*TO BE DONE*: Repeat every record below exactly as it appears.

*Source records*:
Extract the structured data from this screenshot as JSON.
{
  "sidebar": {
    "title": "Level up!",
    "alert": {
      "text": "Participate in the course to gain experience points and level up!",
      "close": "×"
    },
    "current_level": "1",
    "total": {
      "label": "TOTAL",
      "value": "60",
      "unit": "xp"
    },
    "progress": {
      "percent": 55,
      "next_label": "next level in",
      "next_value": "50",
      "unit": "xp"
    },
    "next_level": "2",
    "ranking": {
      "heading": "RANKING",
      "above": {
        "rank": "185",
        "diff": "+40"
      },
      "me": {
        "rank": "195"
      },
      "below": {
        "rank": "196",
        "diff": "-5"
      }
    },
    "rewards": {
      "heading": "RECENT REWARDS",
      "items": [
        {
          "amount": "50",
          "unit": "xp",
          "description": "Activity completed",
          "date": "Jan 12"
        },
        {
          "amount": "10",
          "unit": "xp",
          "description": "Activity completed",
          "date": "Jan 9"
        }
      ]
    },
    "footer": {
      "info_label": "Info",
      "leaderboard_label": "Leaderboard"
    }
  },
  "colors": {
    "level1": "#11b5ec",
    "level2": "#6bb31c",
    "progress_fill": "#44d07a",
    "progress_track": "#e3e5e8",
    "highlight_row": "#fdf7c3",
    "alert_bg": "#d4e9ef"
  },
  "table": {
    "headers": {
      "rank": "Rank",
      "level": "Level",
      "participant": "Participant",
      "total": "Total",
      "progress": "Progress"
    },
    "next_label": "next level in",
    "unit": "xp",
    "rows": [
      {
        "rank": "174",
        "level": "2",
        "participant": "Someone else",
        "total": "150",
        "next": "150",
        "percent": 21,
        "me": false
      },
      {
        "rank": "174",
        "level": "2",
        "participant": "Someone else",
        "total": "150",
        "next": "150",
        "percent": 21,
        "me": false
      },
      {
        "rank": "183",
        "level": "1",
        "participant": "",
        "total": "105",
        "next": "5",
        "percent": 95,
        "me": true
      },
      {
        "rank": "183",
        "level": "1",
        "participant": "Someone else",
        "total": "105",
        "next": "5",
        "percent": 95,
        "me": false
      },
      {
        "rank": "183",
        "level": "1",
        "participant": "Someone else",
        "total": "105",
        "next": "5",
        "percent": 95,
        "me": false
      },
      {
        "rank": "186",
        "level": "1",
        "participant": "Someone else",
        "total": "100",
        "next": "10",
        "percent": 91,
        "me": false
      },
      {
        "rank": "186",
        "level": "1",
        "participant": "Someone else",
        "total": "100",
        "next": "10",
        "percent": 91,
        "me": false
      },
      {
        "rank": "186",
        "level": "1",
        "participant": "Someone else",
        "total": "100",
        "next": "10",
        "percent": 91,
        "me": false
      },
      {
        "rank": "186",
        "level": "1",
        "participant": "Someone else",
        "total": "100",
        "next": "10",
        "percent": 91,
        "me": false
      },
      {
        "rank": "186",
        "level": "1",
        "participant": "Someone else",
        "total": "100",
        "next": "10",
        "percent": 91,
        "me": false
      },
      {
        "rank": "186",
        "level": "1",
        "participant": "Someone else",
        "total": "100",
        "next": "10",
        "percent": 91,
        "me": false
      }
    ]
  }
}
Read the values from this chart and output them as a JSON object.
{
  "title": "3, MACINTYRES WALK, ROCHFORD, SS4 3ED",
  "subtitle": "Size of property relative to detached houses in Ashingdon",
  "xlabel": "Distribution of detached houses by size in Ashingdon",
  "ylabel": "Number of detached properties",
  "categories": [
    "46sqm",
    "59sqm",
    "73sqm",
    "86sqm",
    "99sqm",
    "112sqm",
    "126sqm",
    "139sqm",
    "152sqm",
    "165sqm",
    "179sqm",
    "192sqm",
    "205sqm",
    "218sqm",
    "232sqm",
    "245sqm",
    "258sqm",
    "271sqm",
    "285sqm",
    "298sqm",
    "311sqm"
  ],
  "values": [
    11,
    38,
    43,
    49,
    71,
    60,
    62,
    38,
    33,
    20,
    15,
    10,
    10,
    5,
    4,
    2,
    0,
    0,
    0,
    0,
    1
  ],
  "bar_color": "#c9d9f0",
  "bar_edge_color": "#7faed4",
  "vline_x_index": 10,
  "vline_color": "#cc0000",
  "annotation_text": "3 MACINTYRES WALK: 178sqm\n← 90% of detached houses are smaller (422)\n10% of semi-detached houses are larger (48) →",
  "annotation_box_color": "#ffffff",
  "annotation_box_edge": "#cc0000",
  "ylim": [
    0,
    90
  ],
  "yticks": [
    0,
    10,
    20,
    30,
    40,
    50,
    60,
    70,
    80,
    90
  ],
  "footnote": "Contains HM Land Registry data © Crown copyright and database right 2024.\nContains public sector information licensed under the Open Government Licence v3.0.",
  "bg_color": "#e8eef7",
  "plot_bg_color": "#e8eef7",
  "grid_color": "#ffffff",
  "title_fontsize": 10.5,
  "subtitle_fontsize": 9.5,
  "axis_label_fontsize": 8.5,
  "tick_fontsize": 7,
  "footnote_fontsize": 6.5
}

*RESPONSE TO THE EXERCISE*:
Extract the structured data from this screenshot as JSON.
{
  "sidebar": {
    "title": "Level up!",
    "alert": {
      "text": "Participate in the course to gain experience points and level up!",
      "close": "×"
    },
    "current_level": "1",
    "total": {
      "label": "TOTAL",
      "value": "60",
      "unit": "xp"
    },
    "progress": {
      "percent": 55,
      "next_label": "next level in",
      "next_value": "50",
      "unit": "xp"
    },
    "next_level": "2",
    "ranking": {
      "heading": "RANKING",
      "above": {
        "rank": "185",
        "diff": "+40"
      },
      "me": {
        "rank": "195"
      },
      "below": {
        "rank": "196",
        "diff": "-5"
      }
    },
    "rewards": {
      "heading": "RECENT REWARDS",
      "items": [
        {
          "amount": "50",
          "unit": "xp",
          "description": "Activity completed",
          "date": "Jan 12"
        },
        {
          "amount": "10",
          "unit": "xp",
          "description": "Activity completed",
          "date": "Jan 9"
        }
      ]
    },
    "footer": {
      "info_label": "Info",
      "leaderboard_label": "Leaderboard"
    }
  },
  "colors": {
    "level1": "#11b5ec",
    "level2": "#6bb31c",
    "progress_fill": "#44d07a",
    "progress_track": "#e3e5e8",
    "highlight_row": "#fdf7c3",
    "alert_bg": "#d4e9ef"
  },
  "table": {
    "headers": {
      "rank": "Rank",
      "level": "Level",
      "participant": "Participant",
      "total": "Total",
      "progress": "Progress"
    },
    "next_label": "next level in",
    "unit": "xp",
    "rows": [
      {
        "rank": "174",
        "level": "2",
        "participant": "Someone else",
        "total": "150",
        "next": "150",
        "percent": 21,
        "me": false
      },
      {
        "rank": "174",
        "level": "2",
        "participant": "Someone else",
        "total": "150",
        "next": "150",
        "percent": 21,
        "me": false
      },
      {
        "rank": "183",
        "level": "1",
        "participant": "",
        "total": "105",
        "next": "5",
        "percent": 95,
        "me": true
      },
      {
        "rank": "183",
        "level": "1",
        "participant": "Someone else",
        "total": "105",
        "next": "5",
        "percent": 95,
        "me": false
      },
      {
        "rank": "183",
        "level": "1",
        "participant": "Someone else",
        "total": "105",
        "next": "5",
        "percent": 95,
        "me": false
      },
      {
        "rank": "186",
        "level": "1",
        "participant": "Someone else",
        "total": "100",
        "next": "10",
        "percent": 91,
        "me": false
      },
      {
        "rank": "186",
        "level": "1",
        "participant": "Someone else",
        "total": "100",
        "next": "10",
        "percent": 91,
        "me": false
      },
      {
        "rank": "186",
        "level": "1",
        "participant": "Someone else",
        "total": "100",
        "next": "10",
        "percent": 91,
        "me": false
      },
      {
        "rank": "186",
        "level": "1",
        "participant": "Someone else",
        "total": "100",
        "next": "10",
        "percent": 91,
        "me": false
      },
      {
        "rank": "186",
        "level": "1",
        "participant": "Someone else",
        "total": "100",
        "next": "10",
        "percent": 91,
        "me": false
      },
      {
        "rank": "186",
        "level": "1",
        "participant": "Someone else",
        "total": "100",
        "next": "10",
        "percent": 91,
        "me": false
      }
    ]
  }
}
Read the values from this chart and output them as a JSON object.
{
  "title": "3, MACINTYRES WALK, ROCHFORD, SS4 3ED",
  "subtitle": "Size of property relative to detached houses in Ashingdon",
  "xlabel": "Distribution of detached houses by size in Ashingdon",
  "ylabel": "Number of detached properties",
  "categories": [
    "46sqm",
    "59sqm",
    "73sqm",
    "86sqm",
    "99sqm",
    "112sqm",
    "126sqm",
    "139sqm",
    "152sqm",
    "165sqm",
    "179sqm",
    "192sqm",
    "205sqm",
    "218sqm",
    "232sqm",
    "245sqm",
    "258sqm",
    "271sqm",
    "285sqm",
    "298sqm",
    "311sqm"
  ],
  "values": [
    11,
    38,
    43,
    49,
    71,
    60,
    62,
    38,
    33,
    20,
    15,
    10,
    10,
    5,
    4,
    2,
    0,
    0,
    0,
    0,
    1
  ],
  "bar_color": "#c9d9f0",
  "bar_edge_color": "#7faed4",
  "vline_x_index": 10,
  "vline_color": "#cc0000",
  "annotation_text": "3 MACINTYRES WALK: 178sqm\n← 90% of detached houses are smaller (422)\n10% of semi-detached houses are larger (48) →",
  "annotation_box_color": "#ffffff",
  "annotation_box_edge": "#cc0000",
  "ylim": [
    0,
    90
  ],
  "yticks": [
    0,
    10,
    20,
    30,
    40,
    50,
    60,
    70,
    80,
    90
  ],
  "footnote": "Contains HM Land Registry data © Crown copyright and database right 2024.\nContains public sector information licensed under the Open Government Licence v3.0.",
  "bg_color": "#e8eef7",
  "plot_bg_color": "#e8eef7",
  "grid_color": "#ffffff",
  "title_fontsize": 10.5,
  "subtitle_fontsize": 9.5,
  "axis_label_fontsize": 8.5,
  "tick_fontsize": 7,
  "footnote_fontsize": 6.5
}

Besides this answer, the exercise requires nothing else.